* [Problem statement]: All material below is to be reproduced exactly.

* [Data for processing]:
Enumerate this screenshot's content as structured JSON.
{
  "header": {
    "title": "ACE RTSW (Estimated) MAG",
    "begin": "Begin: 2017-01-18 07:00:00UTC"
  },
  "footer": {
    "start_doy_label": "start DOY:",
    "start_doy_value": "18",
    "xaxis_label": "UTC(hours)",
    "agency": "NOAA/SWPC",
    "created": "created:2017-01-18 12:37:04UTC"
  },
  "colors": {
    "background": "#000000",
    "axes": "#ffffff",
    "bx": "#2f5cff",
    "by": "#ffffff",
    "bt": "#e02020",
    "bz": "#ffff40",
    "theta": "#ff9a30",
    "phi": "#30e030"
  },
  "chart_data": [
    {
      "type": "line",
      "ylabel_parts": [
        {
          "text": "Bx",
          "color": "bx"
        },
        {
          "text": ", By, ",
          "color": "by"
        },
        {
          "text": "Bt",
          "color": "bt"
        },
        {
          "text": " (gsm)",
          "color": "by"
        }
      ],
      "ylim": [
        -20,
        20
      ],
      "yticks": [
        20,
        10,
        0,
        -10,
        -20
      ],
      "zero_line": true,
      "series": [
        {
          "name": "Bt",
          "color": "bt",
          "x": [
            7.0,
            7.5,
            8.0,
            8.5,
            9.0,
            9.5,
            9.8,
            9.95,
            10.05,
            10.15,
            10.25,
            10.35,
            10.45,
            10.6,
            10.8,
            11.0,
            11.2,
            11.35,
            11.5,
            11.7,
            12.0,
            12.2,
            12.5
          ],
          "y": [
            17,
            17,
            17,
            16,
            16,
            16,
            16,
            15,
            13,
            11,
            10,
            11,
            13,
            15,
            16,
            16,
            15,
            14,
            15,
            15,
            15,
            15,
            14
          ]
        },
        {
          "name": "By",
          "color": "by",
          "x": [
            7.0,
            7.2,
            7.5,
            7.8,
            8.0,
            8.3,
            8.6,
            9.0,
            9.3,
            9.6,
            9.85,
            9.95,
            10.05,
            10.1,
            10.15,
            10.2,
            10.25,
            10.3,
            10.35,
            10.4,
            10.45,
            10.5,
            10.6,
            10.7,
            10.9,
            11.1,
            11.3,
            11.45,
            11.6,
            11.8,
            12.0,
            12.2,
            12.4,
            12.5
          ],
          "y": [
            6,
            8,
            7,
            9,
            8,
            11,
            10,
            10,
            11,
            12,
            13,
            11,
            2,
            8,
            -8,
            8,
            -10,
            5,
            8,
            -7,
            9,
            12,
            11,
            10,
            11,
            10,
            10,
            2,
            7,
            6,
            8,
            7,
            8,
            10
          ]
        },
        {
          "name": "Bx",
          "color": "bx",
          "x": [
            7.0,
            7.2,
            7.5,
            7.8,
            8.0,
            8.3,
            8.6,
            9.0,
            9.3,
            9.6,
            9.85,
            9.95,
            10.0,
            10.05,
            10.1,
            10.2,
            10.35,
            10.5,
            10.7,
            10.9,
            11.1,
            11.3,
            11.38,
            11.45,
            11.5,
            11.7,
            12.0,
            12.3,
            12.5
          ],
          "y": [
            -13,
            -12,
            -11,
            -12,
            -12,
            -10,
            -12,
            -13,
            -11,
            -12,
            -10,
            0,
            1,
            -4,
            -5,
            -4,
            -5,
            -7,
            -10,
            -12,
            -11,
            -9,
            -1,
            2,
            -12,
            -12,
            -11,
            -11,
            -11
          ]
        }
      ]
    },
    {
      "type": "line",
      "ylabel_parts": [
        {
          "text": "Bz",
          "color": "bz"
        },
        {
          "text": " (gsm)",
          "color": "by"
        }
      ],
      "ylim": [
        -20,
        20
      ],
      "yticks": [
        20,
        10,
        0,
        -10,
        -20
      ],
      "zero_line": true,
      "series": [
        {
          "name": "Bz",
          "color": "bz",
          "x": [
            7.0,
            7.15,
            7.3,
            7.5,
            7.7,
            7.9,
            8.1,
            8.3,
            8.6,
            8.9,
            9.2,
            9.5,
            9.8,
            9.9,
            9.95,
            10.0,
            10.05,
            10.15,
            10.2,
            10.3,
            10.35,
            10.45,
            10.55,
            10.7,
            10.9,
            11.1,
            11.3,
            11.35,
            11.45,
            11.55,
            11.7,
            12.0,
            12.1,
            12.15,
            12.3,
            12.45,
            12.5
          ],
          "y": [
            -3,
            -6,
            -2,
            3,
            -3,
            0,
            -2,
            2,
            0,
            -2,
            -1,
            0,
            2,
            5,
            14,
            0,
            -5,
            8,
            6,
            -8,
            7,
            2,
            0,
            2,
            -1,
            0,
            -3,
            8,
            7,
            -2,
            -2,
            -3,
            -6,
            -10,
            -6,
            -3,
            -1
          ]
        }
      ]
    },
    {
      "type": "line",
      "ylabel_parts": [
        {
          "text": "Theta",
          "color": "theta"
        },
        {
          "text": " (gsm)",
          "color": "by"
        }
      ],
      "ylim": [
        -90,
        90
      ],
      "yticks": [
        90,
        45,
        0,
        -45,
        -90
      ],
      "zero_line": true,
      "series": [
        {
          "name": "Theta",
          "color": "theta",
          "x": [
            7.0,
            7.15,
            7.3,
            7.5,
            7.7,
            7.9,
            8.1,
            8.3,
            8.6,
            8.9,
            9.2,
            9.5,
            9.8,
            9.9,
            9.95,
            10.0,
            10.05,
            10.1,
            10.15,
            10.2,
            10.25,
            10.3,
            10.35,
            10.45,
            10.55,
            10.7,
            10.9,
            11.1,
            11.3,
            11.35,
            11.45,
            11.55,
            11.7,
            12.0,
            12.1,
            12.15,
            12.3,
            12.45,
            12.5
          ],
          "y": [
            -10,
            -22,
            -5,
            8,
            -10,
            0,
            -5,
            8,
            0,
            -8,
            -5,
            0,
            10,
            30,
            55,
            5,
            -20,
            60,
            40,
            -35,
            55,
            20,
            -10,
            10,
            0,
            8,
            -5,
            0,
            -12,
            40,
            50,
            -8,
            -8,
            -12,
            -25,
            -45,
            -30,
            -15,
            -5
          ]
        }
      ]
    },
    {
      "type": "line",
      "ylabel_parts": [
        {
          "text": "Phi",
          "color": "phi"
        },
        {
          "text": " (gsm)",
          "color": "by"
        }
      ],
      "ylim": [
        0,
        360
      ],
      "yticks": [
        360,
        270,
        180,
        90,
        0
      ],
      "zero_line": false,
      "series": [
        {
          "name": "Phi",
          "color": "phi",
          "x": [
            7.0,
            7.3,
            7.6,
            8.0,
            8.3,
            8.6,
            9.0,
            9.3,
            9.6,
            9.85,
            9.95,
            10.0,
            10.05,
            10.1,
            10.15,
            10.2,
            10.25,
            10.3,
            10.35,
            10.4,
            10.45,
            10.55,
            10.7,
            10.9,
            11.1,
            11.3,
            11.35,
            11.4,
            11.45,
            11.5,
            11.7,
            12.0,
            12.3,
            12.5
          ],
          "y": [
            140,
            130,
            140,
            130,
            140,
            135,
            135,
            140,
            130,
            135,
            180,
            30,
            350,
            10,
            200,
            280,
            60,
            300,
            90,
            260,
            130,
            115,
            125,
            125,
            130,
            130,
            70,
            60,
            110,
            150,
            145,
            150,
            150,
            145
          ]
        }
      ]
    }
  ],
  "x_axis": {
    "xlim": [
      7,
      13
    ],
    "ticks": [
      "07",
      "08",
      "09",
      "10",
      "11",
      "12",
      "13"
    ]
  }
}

* [Written solution]:
Enumerate this screenshot's content as structured JSON.
{
  "header": {
    "title": "ACE RTSW (Estimated) MAG",
    "begin": "Begin: 2017-01-18 07:00:00UTC"
  },
  "footer": {
    "start_doy_label": "start DOY:",
    "start_doy_value": "18",
    "xaxis_label": "UTC(hours)",
    "agency": "NOAA/SWPC",
    "created": "created:2017-01-18 12:37:04UTC"
  },
  "colors": {
    "background": "#000000",
    "axes": "#ffffff",
    "bx": "#2f5cff",
    "by": "#ffffff",
    "bt": "#e02020",
    "bz": "#ffff40",
    "theta": "#ff9a30",
    "phi": "#30e030"
  },
  "chart_data": [
    {
      "type": "line",
      "ylabel_parts": [
        {
          "text": "Bx",
          "color": "bx"
        },
        {
          "text": ", By, ",
          "color": "by"
        },
        {
          "text": "Bt",
          "color": "bt"
        },
        {
          "text": " (gsm)",
          "color": "by"
        }
      ],
      "ylim": [
        -20,
        20
      ],
      "yticks": [
        20,
        10,
        0,
        -10,
        -20
      ],
      "zero_line": true,
      "series": [
        {
          "name": "Bt",
          "color": "bt",
          "x": [
            7.0,
            7.5,
            8.0,
            8.5,
            9.0,
            9.5,
            9.8,
            9.95,
            10.05,
            10.15,
            10.25,
            10.35,
            10.45,
            10.6,
            10.8,
            11.0,
            11.2,
            11.35,
            11.5,
            11.7,
            12.0,
            12.2,
            12.5
          ],
          "y": [
            17,
            17,
            17,
            16,
            16,
            16,
            16,
            15,
            13,
            11,
            10,
            11,
            13,
            15,
            16,
            16,
            15,
            14,
            15,
            15,
            15,
            15,
            14
          ]
        },
        {
          "name": "By",
          "color": "by",
          "x": [
            7.0,
            7.2,
            7.5,
            7.8,
            8.0,
            8.3,
            8.6,
            9.0,
            9.3,
            9.6,
            9.85,
            9.95,
            10.05,
            10.1,
            10.15,
            10.2,
            10.25,
            10.3,
            10.35,
            10.4,
            10.45,
            10.5,
            10.6,
            10.7,
            10.9,
            11.1,
            11.3,
            11.45,
            11.6,
            11.8,
            12.0,
            12.2,
            12.4,
            12.5
          ],
          "y": [
            6,
            8,
            7,
            9,
            8,
            11,
            10,
            10,
            11,
            12,
            13,
            11,
            2,
            8,
            -8,
            8,
            -10,
            5,
            8,
            -7,
            9,
            12,
            11,
            10,
            11,
            10,
            10,
            2,
            7,
            6,
            8,
            7,
            8,
            10
          ]
        },
        {
          "name": "Bx",
          "color": "bx",
          "x": [
            7.0,
            7.2,
            7.5,
            7.8,
            8.0,
            8.3,
            8.6,
            9.0,
            9.3,
            9.6,
            9.85,
            9.95,
            10.0,
            10.05,
            10.1,
            10.2,
            10.35,
            10.5,
            10.7,
            10.9,
            11.1,
            11.3,
            11.38,
            11.45,
            11.5,
            11.7,
            12.0,
            12.3,
            12.5
          ],
          "y": [
            -13,
            -12,
            -11,
            -12,
            -12,
            -10,
            -12,
            -13,
            -11,
            -12,
            -10,
            0,
            1,
            -4,
            -5,
            -4,
            -5,
            -7,
            -10,
            -12,
            -11,
            -9,
            -1,
            2,
            -12,
            -12,
            -11,
            -11,
            -11
          ]
        }
      ]
    },
    {
      "type": "line",
      "ylabel_parts": [
        {
          "text": "Bz",
          "color": "bz"
        },
        {
          "text": " (gsm)",
          "color": "by"
        }
      ],
      "ylim": [
        -20,
        20
      ],
      "yticks": [
        20,
        10,
        0,
        -10,
        -20
      ],
      "zero_line": true,
      "series": [
        {
          "name": "Bz",
          "color": "bz",
          "x": [
            7.0,
            7.15,
            7.3,
            7.5,
            7.7,
            7.9,
            8.1,
            8.3,
            8.6,
            8.9,
            9.2,
            9.5,
            9.8,
            9.9,
            9.95,
            10.0,
            10.05,
            10.15,
            10.2,
            10.3,
            10.35,
            10.45,
            10.55,
            10.7,
            10.9,
            11.1,
            11.3,
            11.35,
            11.45,
            11.55,
            11.7,
            12.0,
            12.1,
            12.15,
            12.3,
            12.45,
            12.5
          ],
          "y": [
            -3,
            -6,
            -2,
            3,
            -3,
            0,
            -2,
            2,
            0,
            -2,
            -1,
            0,
            2,
            5,
            14,
            0,
            -5,
            8,
            6,
            -8,
            7,
            2,
            0,
            2,
            -1,
            0,
            -3,
            8,
            7,
            -2,
            -2,
            -3,
            -6,
            -10,
            -6,
            -3,
            -1
          ]
        }
      ]
    },
    {
      "type": "line",
      "ylabel_parts": [
        {
          "text": "Theta",
          "color": "theta"
        },
        {
          "text": " (gsm)",
          "color": "by"
        }
      ],
      "ylim": [
        -90,
        90
      ],
      "yticks": [
        90,
        45,
        0,
        -45,
        -90
      ],
      "zero_line": true,
      "series": [
        {
          "name": "Theta",
          "color": "theta",
          "x": [
            7.0,
            7.15,
            7.3,
            7.5,
            7.7,
            7.9,
            8.1,
            8.3,
            8.6,
            8.9,
            9.2,
            9.5,
            9.8,
            9.9,
            9.95,
            10.0,
            10.05,
            10.1,
            10.15,
            10.2,
            10.25,
            10.3,
            10.35,
            10.45,
            10.55,
            10.7,
            10.9,
            11.1,
            11.3,
            11.35,
            11.45,
            11.55,
            11.7,
            12.0,
            12.1,
            12.15,
            12.3,
            12.45,
            12.5
          ],
          "y": [
            -10,
            -22,
            -5,
            8,
            -10,
            0,
            -5,
            8,
            0,
            -8,
            -5,
            0,
            10,
            30,
            55,
            5,
            -20,
            60,
            40,
            -35,
            55,
            20,
            -10,
            10,
            0,
            8,
            -5,
            0,
            -12,
            40,
            50,
            -8,
            -8,
            -12,
            -25,
            -45,
            -30,
            -15,
            -5
          ]
        }
      ]
    },
    {
      "type": "line",
      "ylabel_parts": [
        {
          "text": "Phi",
          "color": "phi"
        },
        {
          "text": " (gsm)",
          "color": "by"
        }
      ],
      "ylim": [
        0,
        360
      ],
      "yticks": [
        360,
        270,
        180,
        90,
        0
      ],
      "zero_line": false,
      "series": [
        {
          "name": "Phi",
          "color": "phi",
          "x": [
            7.0,
            7.3,
            7.6,
            8.0,
            8.3,
            8.6,
            9.0,
            9.3,
            9.6,
            9.85,
            9.95,
            10.0,
            10.05,
            10.1,
            10.15,
            10.2,
            10.25,
            10.3,
            10.35,
            10.4,
            10.45,
            10.55,
            10.7,
            10.9,
            11.1,
            11.3,
            11.35,
            11.4,
            11.45,
            11.5,
            11.7,
            12.0,
            12.3,
            12.5
          ],
          "y": [
            140,
            130,
            140,
            130,
            140,
            135,
            135,
            140,
            130,
            135,
            180,
            30,
            350,
            10,
            200,
            280,
            60,
            300,
            90,
            260,
            130,
            115,
            125,
            125,
            130,
            130,
            70,
            60,
            110,
            150,
            145,
            150,
            150,
            145
          ]
        }
      ]
    }
  ],
  "x_axis": {
    "xlim": [
      7,
      13
    ],
    "ticks": [
      "07",
      "08",
      "09",
      "10",
      "11",
      "12",
      "13"
    ]
  }
}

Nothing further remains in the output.